▶ **What the task asks**
Quote the entries that follow exactly, leaving none out.

:: Provided material ::

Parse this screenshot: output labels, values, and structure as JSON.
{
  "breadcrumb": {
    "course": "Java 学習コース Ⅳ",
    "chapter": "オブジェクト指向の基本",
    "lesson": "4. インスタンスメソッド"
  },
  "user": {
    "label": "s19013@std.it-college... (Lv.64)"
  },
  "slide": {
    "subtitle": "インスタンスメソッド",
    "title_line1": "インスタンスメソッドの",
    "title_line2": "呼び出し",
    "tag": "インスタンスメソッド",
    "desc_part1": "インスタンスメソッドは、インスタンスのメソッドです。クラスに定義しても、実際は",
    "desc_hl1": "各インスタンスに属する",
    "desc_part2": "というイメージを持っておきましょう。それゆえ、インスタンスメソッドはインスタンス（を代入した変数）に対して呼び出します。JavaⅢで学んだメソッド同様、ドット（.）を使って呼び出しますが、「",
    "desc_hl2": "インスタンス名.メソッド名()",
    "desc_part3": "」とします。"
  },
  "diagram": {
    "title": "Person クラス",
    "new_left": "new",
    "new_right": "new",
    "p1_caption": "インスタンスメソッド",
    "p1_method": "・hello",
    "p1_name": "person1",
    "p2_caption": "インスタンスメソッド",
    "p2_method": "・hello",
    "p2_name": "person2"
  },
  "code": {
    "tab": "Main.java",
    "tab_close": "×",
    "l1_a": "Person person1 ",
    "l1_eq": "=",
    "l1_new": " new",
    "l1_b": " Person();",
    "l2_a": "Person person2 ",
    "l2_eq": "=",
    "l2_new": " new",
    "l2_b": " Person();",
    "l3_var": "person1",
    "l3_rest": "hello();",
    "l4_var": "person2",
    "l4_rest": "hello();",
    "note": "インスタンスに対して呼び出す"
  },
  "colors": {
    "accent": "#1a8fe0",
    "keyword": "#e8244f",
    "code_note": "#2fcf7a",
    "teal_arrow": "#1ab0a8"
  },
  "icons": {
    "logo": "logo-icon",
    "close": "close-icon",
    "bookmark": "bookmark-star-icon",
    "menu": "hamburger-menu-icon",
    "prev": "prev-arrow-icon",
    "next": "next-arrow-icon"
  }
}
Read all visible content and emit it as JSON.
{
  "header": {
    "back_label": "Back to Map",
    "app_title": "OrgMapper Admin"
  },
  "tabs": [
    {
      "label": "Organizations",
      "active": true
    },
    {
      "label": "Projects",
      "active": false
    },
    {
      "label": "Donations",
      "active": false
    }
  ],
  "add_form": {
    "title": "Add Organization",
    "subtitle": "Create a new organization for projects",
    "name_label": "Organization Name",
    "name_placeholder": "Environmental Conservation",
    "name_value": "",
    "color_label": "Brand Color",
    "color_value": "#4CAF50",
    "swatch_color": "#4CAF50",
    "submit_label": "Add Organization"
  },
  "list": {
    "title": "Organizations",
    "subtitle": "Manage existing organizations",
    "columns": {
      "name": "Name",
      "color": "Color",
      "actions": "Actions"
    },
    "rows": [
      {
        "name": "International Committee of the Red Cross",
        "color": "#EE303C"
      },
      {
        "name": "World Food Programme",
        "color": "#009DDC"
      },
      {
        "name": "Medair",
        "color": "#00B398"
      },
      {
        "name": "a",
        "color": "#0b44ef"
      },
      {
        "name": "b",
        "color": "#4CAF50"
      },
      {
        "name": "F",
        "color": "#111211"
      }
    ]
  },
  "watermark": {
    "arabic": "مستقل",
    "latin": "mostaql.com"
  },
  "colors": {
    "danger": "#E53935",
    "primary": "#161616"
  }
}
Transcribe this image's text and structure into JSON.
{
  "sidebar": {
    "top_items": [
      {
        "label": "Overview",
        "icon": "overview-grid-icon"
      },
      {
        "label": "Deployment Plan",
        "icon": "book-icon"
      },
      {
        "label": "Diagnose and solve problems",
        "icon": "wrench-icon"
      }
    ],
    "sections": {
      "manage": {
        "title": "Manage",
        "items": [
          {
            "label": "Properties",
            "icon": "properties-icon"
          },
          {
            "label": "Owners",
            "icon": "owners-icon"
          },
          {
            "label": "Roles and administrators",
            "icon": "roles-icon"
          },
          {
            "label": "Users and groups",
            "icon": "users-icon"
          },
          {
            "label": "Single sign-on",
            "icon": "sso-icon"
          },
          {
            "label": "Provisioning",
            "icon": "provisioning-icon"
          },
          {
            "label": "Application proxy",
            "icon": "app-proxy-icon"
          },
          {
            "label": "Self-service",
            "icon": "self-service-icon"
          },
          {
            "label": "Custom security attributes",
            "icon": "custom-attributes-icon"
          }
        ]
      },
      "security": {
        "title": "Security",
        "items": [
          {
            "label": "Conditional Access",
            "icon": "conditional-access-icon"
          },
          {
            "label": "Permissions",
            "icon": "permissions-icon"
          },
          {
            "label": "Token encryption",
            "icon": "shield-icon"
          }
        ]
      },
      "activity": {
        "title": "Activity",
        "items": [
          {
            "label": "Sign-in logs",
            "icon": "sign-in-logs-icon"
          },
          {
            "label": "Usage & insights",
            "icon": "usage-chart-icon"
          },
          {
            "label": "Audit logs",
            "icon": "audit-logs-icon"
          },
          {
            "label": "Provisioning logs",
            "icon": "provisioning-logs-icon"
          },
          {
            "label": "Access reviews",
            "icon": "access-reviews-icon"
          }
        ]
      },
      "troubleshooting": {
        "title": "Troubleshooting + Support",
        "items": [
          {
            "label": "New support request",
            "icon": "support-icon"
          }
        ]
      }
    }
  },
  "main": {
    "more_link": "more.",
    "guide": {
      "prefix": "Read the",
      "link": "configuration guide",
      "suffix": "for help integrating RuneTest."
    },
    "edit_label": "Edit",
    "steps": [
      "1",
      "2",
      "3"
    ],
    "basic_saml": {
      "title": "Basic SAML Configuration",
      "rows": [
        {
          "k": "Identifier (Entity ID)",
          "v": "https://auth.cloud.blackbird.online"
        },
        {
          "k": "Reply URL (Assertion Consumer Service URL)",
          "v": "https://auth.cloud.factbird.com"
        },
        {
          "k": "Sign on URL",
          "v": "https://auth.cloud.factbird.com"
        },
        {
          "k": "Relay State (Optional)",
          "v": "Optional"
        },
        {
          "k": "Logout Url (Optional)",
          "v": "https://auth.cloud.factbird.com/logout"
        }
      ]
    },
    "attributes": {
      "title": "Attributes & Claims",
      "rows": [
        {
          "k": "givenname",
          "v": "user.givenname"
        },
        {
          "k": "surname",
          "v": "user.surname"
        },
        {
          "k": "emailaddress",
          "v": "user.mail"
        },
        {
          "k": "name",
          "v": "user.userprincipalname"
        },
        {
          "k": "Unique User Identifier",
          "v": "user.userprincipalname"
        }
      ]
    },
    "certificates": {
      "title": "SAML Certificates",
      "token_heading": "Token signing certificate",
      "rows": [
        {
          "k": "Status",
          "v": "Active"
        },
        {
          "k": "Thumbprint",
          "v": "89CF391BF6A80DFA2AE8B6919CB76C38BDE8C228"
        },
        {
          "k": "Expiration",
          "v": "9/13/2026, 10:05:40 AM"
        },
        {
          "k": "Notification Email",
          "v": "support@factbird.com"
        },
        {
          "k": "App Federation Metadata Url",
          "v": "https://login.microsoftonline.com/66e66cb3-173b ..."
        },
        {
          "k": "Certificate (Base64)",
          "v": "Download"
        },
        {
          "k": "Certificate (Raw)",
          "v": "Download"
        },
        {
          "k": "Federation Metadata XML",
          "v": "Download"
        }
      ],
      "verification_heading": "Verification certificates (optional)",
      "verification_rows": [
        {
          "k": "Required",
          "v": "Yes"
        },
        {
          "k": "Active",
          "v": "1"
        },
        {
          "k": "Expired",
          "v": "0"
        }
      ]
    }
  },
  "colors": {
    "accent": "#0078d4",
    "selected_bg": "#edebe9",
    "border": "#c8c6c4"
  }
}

:::

▶ **Correct result**
Parse this screenshot: output labels, values, and structure as JSON.
{
  "breadcrumb": {
    "course": "Java 学習コース Ⅳ",
    "chapter": "オブジェクト指向の基本",
    "lesson": "4. インスタンスメソッド"
  },
  "user": {
    "label": "s19013@std.it-college... (Lv.64)"
  },
  "slide": {
    "subtitle": "インスタンスメソッド",
    "title_line1": "インスタンスメソッドの",
    "title_line2": "呼び出し",
    "tag": "インスタンスメソッド",
    "desc_part1": "インスタンスメソッドは、インスタンスのメソッドです。クラスに定義しても、実際は",
    "desc_hl1": "各インスタンスに属する",
    "desc_part2": "というイメージを持っておきましょう。それゆえ、インスタンスメソッドはインスタンス（を代入した変数）に対して呼び出します。JavaⅢで学んだメソッド同様、ドット（.）を使って呼び出しますが、「",
    "desc_hl2": "インスタンス名.メソッド名()",
    "desc_part3": "」とします。"
  },
  "diagram": {
    "title": "Person クラス",
    "new_left": "new",
    "new_right": "new",
    "p1_caption": "インスタンスメソッド",
    "p1_method": "・hello",
    "p1_name": "person1",
    "p2_caption": "インスタンスメソッド",
    "p2_method": "・hello",
    "p2_name": "person2"
  },
  "code": {
    "tab": "Main.java",
    "tab_close": "×",
    "l1_a": "Person person1 ",
    "l1_eq": "=",
    "l1_new": " new",
    "l1_b": " Person();",
    "l2_a": "Person person2 ",
    "l2_eq": "=",
    "l2_new": " new",
    "l2_b": " Person();",
    "l3_var": "person1",
    "l3_rest": "hello();",
    "l4_var": "person2",
    "l4_rest": "hello();",
    "note": "インスタンスに対して呼び出す"
  },
  "colors": {
    "accent": "#1a8fe0",
    "keyword": "#e8244f",
    "code_note": "#2fcf7a",
    "teal_arrow": "#1ab0a8"
  },
  "icons": {
    "logo": "logo-icon",
    "close": "close-icon",
    "bookmark": "bookmark-star-icon",
    "menu": "hamburger-menu-icon",
    "prev": "prev-arrow-icon",
    "next": "next-arrow-icon"
  }
}
Read all visible content and emit it as JSON.
{
  "header": {
    "back_label": "Back to Map",
    "app_title": "OrgMapper Admin"
  },
  "tabs": [
    {
      "label": "Organizations",
      "active": true
    },
    {
      "label": "Projects",
      "active": false
    },
    {
      "label": "Donations",
      "active": false
    }
  ],
  "add_form": {
    "title": "Add Organization",
    "subtitle": "Create a new organization for projects",
    "name_label": "Organization Name",
    "name_placeholder": "Environmental Conservation",
    "name_value": "",
    "color_label": "Brand Color",
    "color_value": "#4CAF50",
    "swatch_color": "#4CAF50",
    "submit_label": "Add Organization"
  },
  "list": {
    "title": "Organizations",
    "subtitle": "Manage existing organizations",
    "columns": {
      "name": "Name",
      "color": "Color",
      "actions": "Actions"
    },
    "rows": [
      {
        "name": "International Committee of the Red Cross",
        "color": "#EE303C"
      },
      {
        "name": "World Food Programme",
        "color": "#009DDC"
      },
      {
        "name": "Medair",
        "color": "#00B398"
      },
      {
        "name": "a",
        "color": "#0b44ef"
      },
      {
        "name": "b",
        "color": "#4CAF50"
      },
      {
        "name": "F",
        "color": "#111211"
      }
    ]
  },
  "watermark": {
    "arabic": "مستقل",
    "latin": "mostaql.com"
  },
  "colors": {
    "danger": "#E53935",
    "primary": "#161616"
  }
}
Transcribe this image's text and structure into JSON.
{
  "sidebar": {
    "top_items": [
      {
        "label": "Overview",
        "icon": "overview-grid-icon"
      },
      {
        "label": "Deployment Plan",
        "icon": "book-icon"
      },
      {
        "label": "Diagnose and solve problems",
        "icon": "wrench-icon"
      }
    ],
    "sections": {
      "manage": {
        "title": "Manage",
        "items": [
          {
            "label": "Properties",
            "icon": "properties-icon"
          },
          {
            "label": "Owners",
            "icon": "owners-icon"
          },
          {
            "label": "Roles and administrators",
            "icon": "roles-icon"
          },
          {
            "label": "Users and groups",
            "icon": "users-icon"
          },
          {
            "label": "Single sign-on",
            "icon": "sso-icon"
          },
          {
            "label": "Provisioning",
            "icon": "provisioning-icon"
          },
          {
            "label": "Application proxy",
            "icon": "app-proxy-icon"
          },
          {
            "label": "Self-service",
            "icon": "self-service-icon"
          },
          {
            "label": "Custom security attributes",
            "icon": "custom-attributes-icon"
          }
        ]
      },
      "security": {
        "title": "Security",
        "items": [
          {
            "label": "Conditional Access",
            "icon": "conditional-access-icon"
          },
          {
            "label": "Permissions",
            "icon": "permissions-icon"
          },
          {
            "label": "Token encryption",
            "icon": "shield-icon"
          }
        ]
      },
      "activity": {
        "title": "Activity",
        "items": [
          {
            "label": "Sign-in logs",
            "icon": "sign-in-logs-icon"
          },
          {
            "label": "Usage & insights",
            "icon": "usage-chart-icon"
          },
          {
            "label": "Audit logs",
            "icon": "audit-logs-icon"
          },
          {
            "label": "Provisioning logs",
            "icon": "provisioning-logs-icon"
          },
          {
            "label": "Access reviews",
            "icon": "access-reviews-icon"
          }
        ]
      },
      "troubleshooting": {
        "title": "Troubleshooting + Support",
        "items": [
          {
            "label": "New support request",
            "icon": "support-icon"
          }
        ]
      }
    }
  },
  "main": {
    "more_link": "more.",
    "guide": {
      "prefix": "Read the",
      "link": "configuration guide",
      "suffix": "for help integrating RuneTest."
    },
    "edit_label": "Edit",
    "steps": [
      "1",
      "2",
      "3"
    ],
    "basic_saml": {
      "title": "Basic SAML Configuration",
      "rows": [
        {
          "k": "Identifier (Entity ID)",
          "v": "https://auth.cloud.blackbird.online"
        },
        {
          "k": "Reply URL (Assertion Consumer Service URL)",
          "v": "https://auth.cloud.factbird.com"
        },
        {
          "k": "Sign on URL",
          "v": "https://auth.cloud.factbird.com"
        },
        {
          "k": "Relay State (Optional)",
          "v": "Optional"
        },
        {
          "k": "Logout Url (Optional)",
          "v": "https://auth.cloud.factbird.com/logout"
        }
      ]
    },
    "attributes": {
      "title": "Attributes & Claims",
      "rows": [
        {
          "k": "givenname",
          "v": "user.givenname"
        },
        {
          "k": "surname",
          "v": "user.surname"
        },
        {
          "k": "emailaddress",
          "v": "user.mail"
        },
        {
          "k": "name",
          "v": "user.userprincipalname"
        },
        {
          "k": "Unique User Identifier",
          "v": "user.userprincipalname"
        }
      ]
    },
    "certificates": {
      "title": "SAML Certificates",
      "token_heading": "Token signing certificate",
      "rows": [
        {
          "k": "Status",
          "v": "Active"
        },
        {
          "k": "Thumbprint",
          "v": "89CF391BF6A80DFA2AE8B6919CB76C38BDE8C228"
        },
        {
          "k": "Expiration",
          "v": "9/13/2026, 10:05:40 AM"
        },
        {
          "k": "Notification Email",
          "v": "support@factbird.com"
        },
        {
          "k": "App Federation Metadata Url",
          "v": "https://login.microsoftonline.com/66e66cb3-173b ..."
        },
        {
          "k": "Certificate (Base64)",
          "v": "Download"
        },
        {
          "k": "Certificate (Raw)",
          "v": "Download"
        },
        {
          "k": "Federation Metadata XML",
          "v": "Download"
        }
      ],
      "verification_heading": "Verification certificates (optional)",
      "verification_rows": [
        {
          "k": "Required",
          "v": "Yes"
        },
        {
          "k": "Active",
          "v": "1"
        },
        {
          "k": "Expired",
          "v": "0"
        }
      ]
    }
  },
  "colors": {
    "accent": "#0078d4",
    "selected_bg": "#edebe9",
    "border": "#c8c6c4"
  }
}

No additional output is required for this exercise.